*Given instruction*. Every line that contains the word "British" should be copied out.

### Data records ###

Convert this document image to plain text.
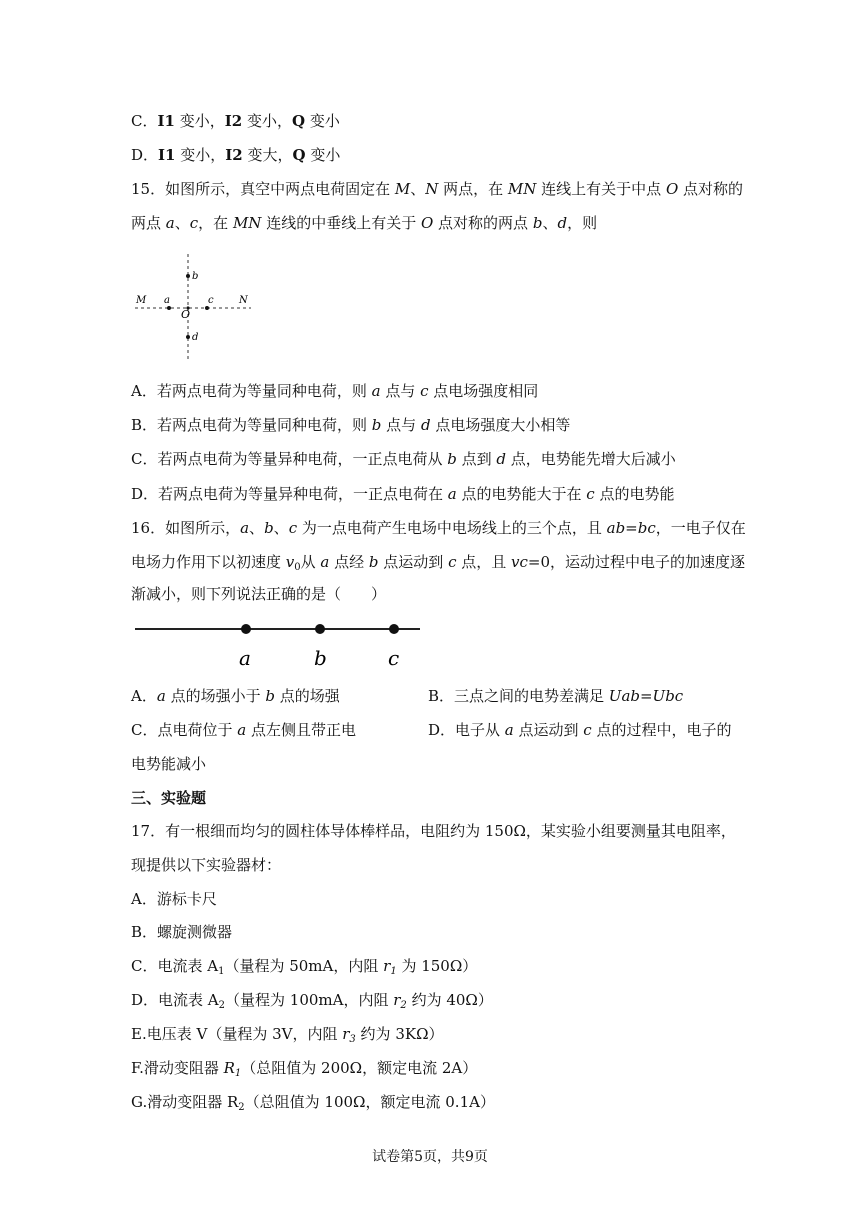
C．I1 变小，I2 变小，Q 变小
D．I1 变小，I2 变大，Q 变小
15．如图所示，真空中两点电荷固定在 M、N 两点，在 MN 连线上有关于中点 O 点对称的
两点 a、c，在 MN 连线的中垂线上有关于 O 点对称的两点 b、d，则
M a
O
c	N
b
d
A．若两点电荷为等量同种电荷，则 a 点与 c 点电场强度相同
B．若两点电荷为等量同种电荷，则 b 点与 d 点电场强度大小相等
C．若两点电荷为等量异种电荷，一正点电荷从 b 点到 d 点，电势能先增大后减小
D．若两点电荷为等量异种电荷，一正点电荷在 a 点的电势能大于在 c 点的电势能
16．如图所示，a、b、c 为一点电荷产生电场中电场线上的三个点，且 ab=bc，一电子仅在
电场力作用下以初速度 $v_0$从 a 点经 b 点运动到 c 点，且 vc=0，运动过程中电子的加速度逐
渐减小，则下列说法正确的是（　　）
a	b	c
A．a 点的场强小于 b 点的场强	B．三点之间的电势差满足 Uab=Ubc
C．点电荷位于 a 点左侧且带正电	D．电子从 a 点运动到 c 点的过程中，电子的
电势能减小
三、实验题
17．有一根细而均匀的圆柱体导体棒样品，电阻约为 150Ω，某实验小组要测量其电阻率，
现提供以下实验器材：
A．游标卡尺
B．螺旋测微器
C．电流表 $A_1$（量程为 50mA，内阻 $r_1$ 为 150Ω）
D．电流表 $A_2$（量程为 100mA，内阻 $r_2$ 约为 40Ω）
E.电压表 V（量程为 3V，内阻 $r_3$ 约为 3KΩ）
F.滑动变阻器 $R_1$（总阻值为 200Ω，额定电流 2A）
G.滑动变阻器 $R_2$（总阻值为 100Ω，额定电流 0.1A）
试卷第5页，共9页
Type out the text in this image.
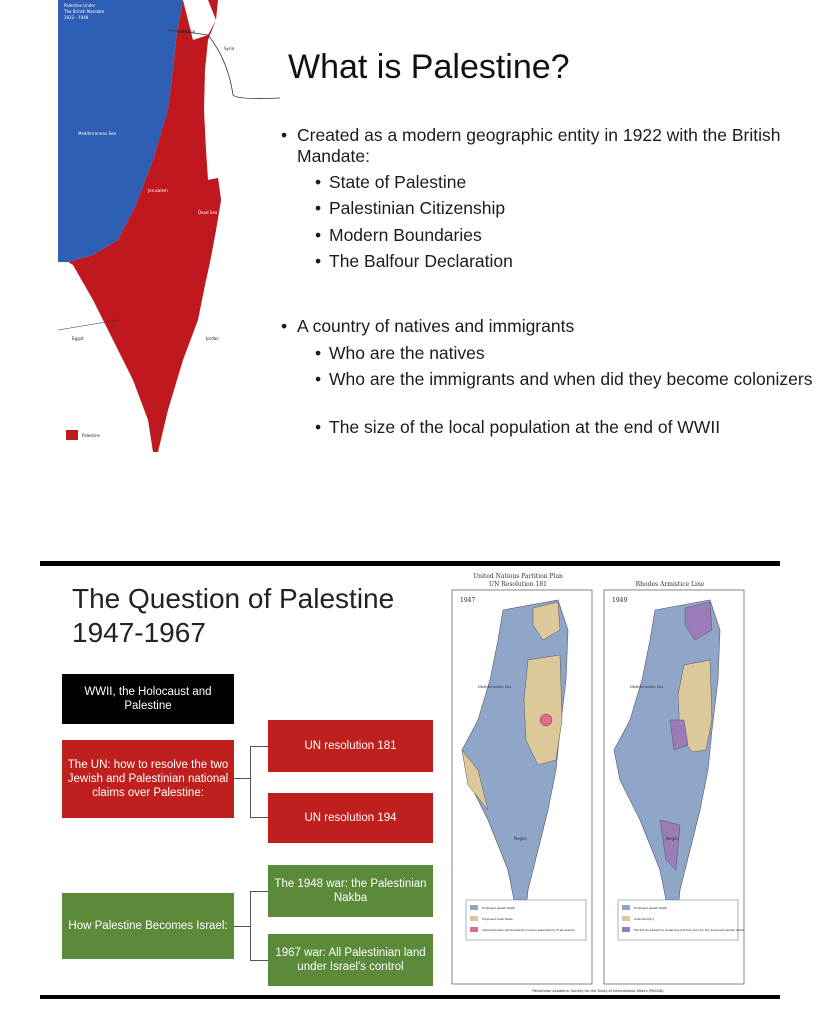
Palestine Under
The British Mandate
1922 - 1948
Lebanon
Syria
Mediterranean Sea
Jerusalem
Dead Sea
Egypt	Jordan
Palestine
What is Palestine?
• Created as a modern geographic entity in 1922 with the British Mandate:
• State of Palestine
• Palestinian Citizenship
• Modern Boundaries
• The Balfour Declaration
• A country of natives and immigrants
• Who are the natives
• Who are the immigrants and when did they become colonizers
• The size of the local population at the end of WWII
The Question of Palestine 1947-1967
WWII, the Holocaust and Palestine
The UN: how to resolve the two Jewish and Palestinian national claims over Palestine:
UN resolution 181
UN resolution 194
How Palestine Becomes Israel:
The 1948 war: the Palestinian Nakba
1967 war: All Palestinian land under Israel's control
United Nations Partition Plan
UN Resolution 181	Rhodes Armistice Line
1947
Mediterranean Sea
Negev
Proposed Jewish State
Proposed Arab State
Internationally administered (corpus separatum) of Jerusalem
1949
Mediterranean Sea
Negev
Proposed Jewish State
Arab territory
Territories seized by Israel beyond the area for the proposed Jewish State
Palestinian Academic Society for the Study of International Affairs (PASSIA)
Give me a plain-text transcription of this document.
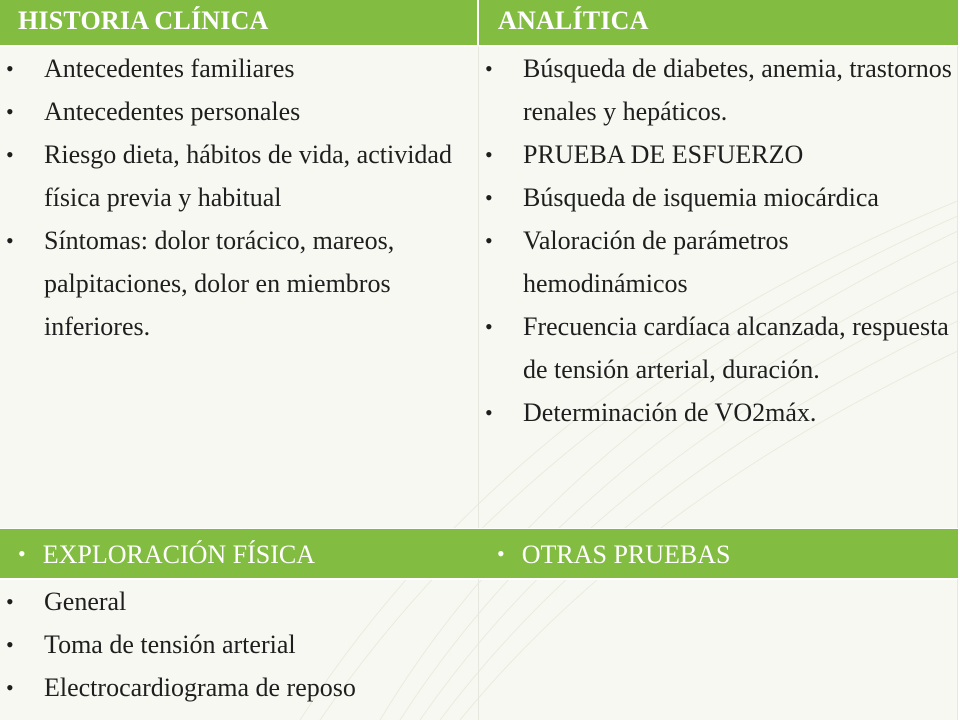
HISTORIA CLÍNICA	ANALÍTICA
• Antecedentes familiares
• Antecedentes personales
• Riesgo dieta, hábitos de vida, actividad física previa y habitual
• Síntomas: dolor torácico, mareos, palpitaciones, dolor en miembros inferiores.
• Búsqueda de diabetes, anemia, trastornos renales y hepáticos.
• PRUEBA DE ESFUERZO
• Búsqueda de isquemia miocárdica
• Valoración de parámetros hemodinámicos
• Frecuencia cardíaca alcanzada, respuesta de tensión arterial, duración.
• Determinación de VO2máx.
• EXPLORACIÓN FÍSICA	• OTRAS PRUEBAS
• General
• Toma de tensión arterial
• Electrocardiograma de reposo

###

*Output for this exercise*.
The British Mandate
• Created as a modern geographic entity in 1922 with the British Mandate:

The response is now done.